§ PAGE EXCERPT:
•••

American healthcare nonprofit

Nebraska Medicine (formerly the Nebraska Medical Center and Nebraska Health System) is a private not-for-profit American healthcare company based in Omaha, Nebraska, United States. The company was created as Nebraska Health System (NHS) in 1997, when Bishop Clarkson Hospital merged with the adjacent University Hospital in midtown Omaha. Renamed the Nebraska Medical Center in 2003, in 2014 the company merged with UNMC Physicians and Bellevue Medical Center to become Nebraska Medicine. The company has full ownership of two hospitals and 70 specialty and primary care clinics in and around Omaha. Nebraska Medicine's main campus, Nebraska Medical Center, has 718 beds, while its Bellevue Medical Center campus has 91 beds.

The company operates the Nebraska Biocontainment Unit, one of 13 Level 1 Regional Special Pathogen Treatment Centers in the United States, and is particularly recognized for programs in fields such as organ transplantation, cancer treatment, gastroenterology, neurology, neurosurgery, COPD, heart bypass surgery, heart failure treatment, and hip replacement. Nebraska Medical Center has been ranked as the No. 1 hospital in Nebraska and in Omaha by U.S. News & World Report every year since 2012, The publication also ranked Nebraska Medicine's oncology, gastroenterology and G.I. surgery programs in the top 50 nationwide in 2024. Nebraska Medicine operates as an independent clinical partner of the University of Nebraska Medical Center.

•••

(Data items)
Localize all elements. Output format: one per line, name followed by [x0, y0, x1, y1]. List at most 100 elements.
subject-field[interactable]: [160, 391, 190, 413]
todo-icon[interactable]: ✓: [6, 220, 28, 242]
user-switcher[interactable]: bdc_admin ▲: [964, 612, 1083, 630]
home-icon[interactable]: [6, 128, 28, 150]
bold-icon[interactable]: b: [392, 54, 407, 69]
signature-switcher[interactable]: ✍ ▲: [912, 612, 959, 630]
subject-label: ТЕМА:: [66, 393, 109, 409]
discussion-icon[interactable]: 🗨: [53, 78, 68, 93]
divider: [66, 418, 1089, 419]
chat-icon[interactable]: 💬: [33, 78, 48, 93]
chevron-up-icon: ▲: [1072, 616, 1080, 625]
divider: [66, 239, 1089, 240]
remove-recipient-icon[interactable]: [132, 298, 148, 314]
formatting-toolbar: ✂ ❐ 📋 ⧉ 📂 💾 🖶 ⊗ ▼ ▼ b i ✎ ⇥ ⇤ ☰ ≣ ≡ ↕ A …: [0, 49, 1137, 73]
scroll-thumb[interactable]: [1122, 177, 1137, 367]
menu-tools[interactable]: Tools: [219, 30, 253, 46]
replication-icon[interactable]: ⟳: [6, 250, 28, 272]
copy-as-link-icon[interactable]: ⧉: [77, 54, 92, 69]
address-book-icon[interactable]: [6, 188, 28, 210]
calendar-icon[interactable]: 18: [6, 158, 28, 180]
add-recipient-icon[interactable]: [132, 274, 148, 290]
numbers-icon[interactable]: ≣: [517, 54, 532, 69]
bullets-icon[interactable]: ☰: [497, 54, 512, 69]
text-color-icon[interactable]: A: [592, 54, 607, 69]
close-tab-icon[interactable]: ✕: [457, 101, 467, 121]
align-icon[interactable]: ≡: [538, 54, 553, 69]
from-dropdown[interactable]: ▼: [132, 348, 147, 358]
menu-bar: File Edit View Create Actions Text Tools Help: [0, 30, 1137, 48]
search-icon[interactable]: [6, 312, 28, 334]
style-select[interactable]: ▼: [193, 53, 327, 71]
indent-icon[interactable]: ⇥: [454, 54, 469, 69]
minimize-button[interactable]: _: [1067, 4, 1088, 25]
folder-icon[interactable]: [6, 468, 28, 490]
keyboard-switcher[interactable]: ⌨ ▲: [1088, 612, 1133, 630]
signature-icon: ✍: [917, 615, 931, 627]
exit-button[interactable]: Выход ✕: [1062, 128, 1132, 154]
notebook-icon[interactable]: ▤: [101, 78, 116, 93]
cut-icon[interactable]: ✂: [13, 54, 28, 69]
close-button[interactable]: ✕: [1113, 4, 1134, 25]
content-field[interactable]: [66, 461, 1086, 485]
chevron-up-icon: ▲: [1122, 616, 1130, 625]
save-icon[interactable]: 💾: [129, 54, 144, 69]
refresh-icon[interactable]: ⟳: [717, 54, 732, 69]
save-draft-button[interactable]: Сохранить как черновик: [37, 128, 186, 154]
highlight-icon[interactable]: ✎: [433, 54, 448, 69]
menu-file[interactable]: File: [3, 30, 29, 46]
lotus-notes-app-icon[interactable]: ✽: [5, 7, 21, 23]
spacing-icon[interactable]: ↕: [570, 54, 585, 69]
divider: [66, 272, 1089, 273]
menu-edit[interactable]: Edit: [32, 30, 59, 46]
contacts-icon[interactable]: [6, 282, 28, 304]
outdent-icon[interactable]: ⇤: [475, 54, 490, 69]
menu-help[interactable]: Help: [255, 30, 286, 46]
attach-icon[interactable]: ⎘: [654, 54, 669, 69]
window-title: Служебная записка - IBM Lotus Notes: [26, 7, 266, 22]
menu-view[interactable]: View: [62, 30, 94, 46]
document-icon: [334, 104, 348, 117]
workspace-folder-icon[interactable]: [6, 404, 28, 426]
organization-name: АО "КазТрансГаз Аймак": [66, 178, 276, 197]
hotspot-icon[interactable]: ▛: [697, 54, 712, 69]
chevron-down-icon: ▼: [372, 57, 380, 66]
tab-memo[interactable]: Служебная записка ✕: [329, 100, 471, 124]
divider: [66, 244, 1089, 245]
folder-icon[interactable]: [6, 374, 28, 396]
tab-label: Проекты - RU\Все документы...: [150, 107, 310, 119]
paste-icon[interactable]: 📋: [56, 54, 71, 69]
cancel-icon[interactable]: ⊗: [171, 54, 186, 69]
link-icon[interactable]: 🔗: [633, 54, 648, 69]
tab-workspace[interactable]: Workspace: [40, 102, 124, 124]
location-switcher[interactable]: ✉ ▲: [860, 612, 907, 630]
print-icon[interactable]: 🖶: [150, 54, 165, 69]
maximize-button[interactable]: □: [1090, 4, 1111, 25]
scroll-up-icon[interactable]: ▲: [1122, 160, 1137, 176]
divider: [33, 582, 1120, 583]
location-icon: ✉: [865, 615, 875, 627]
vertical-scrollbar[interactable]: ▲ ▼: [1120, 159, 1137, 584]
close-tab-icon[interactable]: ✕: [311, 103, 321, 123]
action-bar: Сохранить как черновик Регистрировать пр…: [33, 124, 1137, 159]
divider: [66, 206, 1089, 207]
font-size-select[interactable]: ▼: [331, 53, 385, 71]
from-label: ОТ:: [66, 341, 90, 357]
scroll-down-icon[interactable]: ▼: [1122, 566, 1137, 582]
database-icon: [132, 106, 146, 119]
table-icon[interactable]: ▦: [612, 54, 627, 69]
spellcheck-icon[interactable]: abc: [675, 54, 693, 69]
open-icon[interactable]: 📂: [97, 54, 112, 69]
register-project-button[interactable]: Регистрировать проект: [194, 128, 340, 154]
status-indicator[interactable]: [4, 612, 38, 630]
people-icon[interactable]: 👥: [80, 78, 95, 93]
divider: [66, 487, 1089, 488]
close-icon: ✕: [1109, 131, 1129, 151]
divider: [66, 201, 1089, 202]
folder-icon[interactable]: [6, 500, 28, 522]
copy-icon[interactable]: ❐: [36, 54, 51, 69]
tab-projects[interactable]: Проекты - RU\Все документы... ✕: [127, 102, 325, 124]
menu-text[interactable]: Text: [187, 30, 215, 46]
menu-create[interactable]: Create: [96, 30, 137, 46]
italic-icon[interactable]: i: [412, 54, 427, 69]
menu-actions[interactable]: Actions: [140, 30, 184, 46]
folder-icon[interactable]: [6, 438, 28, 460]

•••

§ WHAT THE EXERCISE ASKS:
Print word for word the part of the Nebraska Medicine text above, from "American healthcare nonprofit" to "has 91 beds.".

§ ANSWER TO THIS PROBLEM:
American healthcare nonprofit

Nebraska Medicine (formerly the Nebraska Medical Center and Nebraska Health System) is a private not-for-profit American healthcare company based in Omaha, Nebraska, United States. The company was created as Nebraska Health System (NHS) in 1997, when Bishop Clarkson Hospital merged with the adjacent University Hospital in midtown Omaha. Renamed the Nebraska Medical Center in 2003, in 2014 the company merged with UNMC Physicians and Bellevue Medical Center to become Nebraska Medicine. The company has full ownership of two hospitals and 70 specialty and primary care clinics in and around Omaha. Nebraska Medicine's main campus, Nebraska Medical Center, has 718 beds, while its Bellevue Medical Center campus has 91 beds.